_Aim of the task:_ Set down, without alteration, the lines from the one that contains "What data populates" through the final line of the material below.

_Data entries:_
_ _ _ _ _

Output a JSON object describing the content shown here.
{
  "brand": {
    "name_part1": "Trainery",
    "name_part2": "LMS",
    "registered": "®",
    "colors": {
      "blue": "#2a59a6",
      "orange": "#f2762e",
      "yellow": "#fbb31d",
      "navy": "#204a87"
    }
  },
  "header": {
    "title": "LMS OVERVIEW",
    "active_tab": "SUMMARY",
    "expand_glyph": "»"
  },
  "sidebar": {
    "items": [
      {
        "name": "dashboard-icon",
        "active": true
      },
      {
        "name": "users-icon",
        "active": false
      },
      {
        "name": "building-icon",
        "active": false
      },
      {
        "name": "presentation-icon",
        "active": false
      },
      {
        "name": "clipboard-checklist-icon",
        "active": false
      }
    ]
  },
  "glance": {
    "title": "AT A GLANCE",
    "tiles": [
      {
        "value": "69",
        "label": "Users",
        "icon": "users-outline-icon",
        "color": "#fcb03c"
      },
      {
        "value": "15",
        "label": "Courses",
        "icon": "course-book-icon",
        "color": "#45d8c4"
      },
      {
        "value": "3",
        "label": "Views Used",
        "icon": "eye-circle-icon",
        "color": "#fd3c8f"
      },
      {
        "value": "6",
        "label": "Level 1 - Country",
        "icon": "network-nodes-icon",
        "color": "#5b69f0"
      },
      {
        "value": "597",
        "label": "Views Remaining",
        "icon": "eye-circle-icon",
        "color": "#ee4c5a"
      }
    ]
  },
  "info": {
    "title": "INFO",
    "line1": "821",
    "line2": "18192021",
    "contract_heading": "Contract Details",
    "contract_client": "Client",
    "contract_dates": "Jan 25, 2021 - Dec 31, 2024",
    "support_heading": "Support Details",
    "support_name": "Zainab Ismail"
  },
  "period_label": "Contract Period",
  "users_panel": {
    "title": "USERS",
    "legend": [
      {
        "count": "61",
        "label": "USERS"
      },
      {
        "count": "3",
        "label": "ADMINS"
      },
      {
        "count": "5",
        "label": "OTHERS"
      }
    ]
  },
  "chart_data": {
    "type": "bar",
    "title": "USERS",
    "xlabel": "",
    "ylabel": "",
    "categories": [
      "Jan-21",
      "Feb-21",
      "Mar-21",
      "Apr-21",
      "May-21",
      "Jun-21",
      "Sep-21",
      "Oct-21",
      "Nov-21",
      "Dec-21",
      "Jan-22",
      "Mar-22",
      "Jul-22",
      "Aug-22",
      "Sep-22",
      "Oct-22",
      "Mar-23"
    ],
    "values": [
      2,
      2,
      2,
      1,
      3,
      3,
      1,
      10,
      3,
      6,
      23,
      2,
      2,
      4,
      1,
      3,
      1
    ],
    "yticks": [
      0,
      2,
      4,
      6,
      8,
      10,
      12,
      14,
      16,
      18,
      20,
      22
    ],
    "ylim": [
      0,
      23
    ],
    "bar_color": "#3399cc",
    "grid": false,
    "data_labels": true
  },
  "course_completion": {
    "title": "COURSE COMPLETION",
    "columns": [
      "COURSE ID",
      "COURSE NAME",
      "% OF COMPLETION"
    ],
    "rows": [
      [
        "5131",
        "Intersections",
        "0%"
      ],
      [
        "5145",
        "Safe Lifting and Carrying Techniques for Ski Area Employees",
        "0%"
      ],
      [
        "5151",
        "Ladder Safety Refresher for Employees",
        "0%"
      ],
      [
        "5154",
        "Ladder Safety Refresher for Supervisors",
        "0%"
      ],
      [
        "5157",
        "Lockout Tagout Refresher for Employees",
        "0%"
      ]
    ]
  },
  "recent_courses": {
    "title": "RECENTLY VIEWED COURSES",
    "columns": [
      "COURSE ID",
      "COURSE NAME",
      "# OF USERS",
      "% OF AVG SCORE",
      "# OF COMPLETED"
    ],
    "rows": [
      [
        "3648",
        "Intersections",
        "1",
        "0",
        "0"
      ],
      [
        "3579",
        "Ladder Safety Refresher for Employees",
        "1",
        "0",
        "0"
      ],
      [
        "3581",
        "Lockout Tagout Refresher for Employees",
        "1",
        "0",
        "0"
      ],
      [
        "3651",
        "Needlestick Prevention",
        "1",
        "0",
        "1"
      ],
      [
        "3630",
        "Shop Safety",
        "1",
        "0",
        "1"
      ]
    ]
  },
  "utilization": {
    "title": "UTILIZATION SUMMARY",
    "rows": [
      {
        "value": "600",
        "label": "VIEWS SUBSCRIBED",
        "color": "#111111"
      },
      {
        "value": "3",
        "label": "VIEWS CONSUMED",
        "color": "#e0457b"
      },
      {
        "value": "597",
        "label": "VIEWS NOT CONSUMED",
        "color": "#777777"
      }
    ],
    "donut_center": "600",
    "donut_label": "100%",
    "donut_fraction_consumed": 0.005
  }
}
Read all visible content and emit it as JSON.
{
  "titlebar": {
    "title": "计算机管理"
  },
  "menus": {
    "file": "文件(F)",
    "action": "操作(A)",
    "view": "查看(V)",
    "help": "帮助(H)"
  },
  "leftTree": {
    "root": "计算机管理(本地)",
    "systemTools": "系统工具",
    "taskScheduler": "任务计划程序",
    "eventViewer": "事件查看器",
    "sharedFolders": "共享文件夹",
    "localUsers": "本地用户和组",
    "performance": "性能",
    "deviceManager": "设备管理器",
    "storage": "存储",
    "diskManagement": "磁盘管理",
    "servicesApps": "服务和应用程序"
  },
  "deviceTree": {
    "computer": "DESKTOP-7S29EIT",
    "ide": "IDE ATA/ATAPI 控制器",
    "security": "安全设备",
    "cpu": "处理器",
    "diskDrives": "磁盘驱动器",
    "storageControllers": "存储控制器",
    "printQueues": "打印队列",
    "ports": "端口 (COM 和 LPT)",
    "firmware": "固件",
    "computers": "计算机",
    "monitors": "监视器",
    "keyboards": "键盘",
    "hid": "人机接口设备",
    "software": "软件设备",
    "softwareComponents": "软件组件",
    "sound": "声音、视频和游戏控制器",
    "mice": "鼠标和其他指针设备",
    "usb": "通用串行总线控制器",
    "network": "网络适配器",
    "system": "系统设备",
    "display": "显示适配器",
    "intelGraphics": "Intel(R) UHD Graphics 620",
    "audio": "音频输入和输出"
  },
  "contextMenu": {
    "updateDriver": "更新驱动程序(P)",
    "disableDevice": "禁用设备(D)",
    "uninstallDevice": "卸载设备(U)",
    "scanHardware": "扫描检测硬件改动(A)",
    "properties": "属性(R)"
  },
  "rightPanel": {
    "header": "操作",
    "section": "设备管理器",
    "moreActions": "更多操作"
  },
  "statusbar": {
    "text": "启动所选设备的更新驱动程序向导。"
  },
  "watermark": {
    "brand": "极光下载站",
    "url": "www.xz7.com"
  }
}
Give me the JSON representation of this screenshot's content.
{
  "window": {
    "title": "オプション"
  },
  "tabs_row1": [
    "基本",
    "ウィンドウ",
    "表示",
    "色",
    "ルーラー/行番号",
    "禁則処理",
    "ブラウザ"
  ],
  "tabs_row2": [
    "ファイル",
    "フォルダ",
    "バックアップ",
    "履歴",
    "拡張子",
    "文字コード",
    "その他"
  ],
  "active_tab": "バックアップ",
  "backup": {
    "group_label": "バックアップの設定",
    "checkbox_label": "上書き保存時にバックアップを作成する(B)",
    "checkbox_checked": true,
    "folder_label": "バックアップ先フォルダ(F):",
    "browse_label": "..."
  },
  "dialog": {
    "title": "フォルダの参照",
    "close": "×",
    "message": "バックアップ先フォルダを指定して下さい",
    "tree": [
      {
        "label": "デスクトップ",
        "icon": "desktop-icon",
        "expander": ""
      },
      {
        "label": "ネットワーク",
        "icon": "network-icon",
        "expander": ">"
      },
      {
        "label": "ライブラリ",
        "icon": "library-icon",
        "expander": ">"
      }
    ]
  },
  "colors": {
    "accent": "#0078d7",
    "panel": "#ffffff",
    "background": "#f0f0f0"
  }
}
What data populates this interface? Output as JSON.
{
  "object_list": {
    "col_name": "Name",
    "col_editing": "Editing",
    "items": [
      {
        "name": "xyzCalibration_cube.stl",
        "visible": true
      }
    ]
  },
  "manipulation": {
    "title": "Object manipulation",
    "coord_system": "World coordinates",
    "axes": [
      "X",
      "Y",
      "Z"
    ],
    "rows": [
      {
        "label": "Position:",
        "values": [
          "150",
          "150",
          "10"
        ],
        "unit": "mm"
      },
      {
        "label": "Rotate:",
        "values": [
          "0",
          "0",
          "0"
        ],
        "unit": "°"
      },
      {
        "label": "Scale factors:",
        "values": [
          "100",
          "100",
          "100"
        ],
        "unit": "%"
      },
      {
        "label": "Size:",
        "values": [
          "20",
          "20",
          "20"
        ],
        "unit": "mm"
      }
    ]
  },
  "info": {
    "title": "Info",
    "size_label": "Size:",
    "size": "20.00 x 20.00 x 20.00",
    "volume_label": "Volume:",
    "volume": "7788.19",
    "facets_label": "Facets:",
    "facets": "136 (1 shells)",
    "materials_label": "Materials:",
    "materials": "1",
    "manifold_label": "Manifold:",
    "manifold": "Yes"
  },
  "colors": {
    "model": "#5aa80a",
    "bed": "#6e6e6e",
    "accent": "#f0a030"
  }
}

_ _ _ _ _

_Written response:_
What data populates this interface? Output as JSON.
{
  "object_list": {
    "col_name": "Name",
    "col_editing": "Editing",
    "items": [
      {
        "name": "xyzCalibration_cube.stl",
        "visible": true
      }
    ]
  },
  "manipulation": {
    "title": "Object manipulation",
    "coord_system": "World coordinates",
    "axes": [
      "X",
      "Y",
      "Z"
    ],
    "rows": [
      {
        "label": "Position:",
        "values": [
          "150",
          "150",
          "10"
        ],
        "unit": "mm"
      },
      {
        "label": "Rotate:",
        "values": [
          "0",
          "0",
          "0"
        ],
        "unit": "°"
      },
      {
        "label": "Scale factors:",
        "values": [
          "100",
          "100",
          "100"
        ],
        "unit": "%"
      },
      {
        "label": "Size:",
        "values": [
          "20",
          "20",
          "20"
        ],
        "unit": "mm"
      }
    ]
  },
  "info": {
    "title": "Info",
    "size_label": "Size:",
    "size": "20.00 x 20.00 x 20.00",
    "volume_label": "Volume:",
    "volume": "7788.19",
    "facets_label": "Facets:",
    "facets": "136 (1 shells)",
    "materials_label": "Materials:",
    "materials": "1",
    "manifold_label": "Manifold:",
    "manifold": "Yes"
  },
  "colors": {
    "model": "#5aa80a",
    "bed": "#6e6e6e",
    "accent": "#f0a030"
  }
}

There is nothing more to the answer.